==== Information given ====

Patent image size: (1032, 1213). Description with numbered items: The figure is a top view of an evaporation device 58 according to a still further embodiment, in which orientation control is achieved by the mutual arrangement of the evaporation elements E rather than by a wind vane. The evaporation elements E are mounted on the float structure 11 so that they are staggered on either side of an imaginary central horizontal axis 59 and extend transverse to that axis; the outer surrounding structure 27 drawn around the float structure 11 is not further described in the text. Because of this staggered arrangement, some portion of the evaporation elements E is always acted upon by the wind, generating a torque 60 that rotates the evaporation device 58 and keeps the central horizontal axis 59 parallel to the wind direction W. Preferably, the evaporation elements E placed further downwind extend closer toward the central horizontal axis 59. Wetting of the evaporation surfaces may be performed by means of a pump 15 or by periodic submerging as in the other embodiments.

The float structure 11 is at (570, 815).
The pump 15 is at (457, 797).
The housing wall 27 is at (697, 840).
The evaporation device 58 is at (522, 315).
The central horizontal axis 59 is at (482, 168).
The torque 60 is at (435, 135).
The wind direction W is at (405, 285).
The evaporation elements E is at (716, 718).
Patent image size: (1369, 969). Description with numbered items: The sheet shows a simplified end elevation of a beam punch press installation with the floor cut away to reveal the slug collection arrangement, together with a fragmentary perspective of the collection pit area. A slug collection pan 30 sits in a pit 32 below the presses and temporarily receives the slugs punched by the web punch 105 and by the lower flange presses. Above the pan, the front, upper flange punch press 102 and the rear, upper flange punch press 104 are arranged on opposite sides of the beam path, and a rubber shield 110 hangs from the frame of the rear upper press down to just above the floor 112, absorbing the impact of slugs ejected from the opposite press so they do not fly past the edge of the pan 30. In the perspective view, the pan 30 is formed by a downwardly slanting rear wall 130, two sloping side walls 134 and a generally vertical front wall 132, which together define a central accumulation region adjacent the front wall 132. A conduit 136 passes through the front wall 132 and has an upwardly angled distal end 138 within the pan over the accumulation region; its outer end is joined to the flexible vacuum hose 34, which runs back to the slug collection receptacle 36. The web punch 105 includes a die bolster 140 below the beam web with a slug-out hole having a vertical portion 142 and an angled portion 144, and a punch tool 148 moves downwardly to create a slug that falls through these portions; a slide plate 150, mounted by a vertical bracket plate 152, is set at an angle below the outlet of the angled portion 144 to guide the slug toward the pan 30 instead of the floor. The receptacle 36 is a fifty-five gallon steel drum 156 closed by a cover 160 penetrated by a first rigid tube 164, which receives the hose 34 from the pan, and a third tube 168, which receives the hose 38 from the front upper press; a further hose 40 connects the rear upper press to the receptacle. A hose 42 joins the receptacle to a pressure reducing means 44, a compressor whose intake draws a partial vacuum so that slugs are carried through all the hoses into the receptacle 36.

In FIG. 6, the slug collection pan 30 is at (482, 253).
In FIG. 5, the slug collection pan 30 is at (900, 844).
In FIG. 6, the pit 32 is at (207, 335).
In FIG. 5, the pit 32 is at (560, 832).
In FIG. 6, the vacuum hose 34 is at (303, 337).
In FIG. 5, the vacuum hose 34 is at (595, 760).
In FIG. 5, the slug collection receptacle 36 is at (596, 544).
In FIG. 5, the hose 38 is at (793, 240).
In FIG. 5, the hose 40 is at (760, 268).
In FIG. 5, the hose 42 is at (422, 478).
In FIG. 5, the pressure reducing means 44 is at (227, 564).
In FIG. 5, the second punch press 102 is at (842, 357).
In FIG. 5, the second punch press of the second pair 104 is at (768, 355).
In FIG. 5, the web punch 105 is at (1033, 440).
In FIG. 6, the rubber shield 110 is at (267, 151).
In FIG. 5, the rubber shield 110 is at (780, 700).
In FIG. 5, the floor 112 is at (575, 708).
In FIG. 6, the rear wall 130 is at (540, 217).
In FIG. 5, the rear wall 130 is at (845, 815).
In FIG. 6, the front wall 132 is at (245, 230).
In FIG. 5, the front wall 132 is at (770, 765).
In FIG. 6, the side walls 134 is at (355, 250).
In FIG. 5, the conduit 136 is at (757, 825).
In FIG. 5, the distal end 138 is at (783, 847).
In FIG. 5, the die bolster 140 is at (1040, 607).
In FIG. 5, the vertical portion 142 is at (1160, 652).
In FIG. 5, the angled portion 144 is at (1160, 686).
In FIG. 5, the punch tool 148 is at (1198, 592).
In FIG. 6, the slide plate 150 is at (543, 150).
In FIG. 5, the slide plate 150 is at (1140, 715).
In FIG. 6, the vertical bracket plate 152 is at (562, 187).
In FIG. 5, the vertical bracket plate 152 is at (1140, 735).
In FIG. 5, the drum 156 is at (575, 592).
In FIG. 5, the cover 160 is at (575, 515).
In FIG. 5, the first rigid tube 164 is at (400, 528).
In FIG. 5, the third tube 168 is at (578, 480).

====

#### [What needs to be done]
Copy the rows word for word, from the first row through the row that holds "The evaporation elements E is at (716, 718).". Include both of those rows.

#### [Correct output]
Patent image size: (1032, 1213). Description with numbered items: The figure is a top view of an evaporation device 58 according to a still further embodiment, in which orientation control is achieved by the mutual arrangement of the evaporation elements E rather than by a wind vane. The evaporation elements E are mounted on the float structure 11 so that they are staggered on either side of an imaginary central horizontal axis 59 and extend transverse to that axis; the outer surrounding structure 27 drawn around the float structure 11 is not further described in the text. Because of this staggered arrangement, some portion of the evaporation elements E is always acted upon by the wind, generating a torque 60 that rotates the evaporation device 58 and keeps the central horizontal axis 59 parallel to the wind direction W. Preferably, the evaporation elements E placed further downwind extend closer toward the central horizontal axis 59. Wetting of the evaporation surfaces may be performed by means of a pump 15 or by periodic submerging as in the other embodiments.

The float structure 11 is at (570, 815).
The pump 15 is at (457, 797).
The housing wall 27 is at (697, 840).
The evaporation device 58 is at (522, 315).
The central horizontal axis 59 is at (482, 168).
The torque 60 is at (435, 135).
The wind direction W is at (405, 285).
The evaporation elements E is at (716, 718).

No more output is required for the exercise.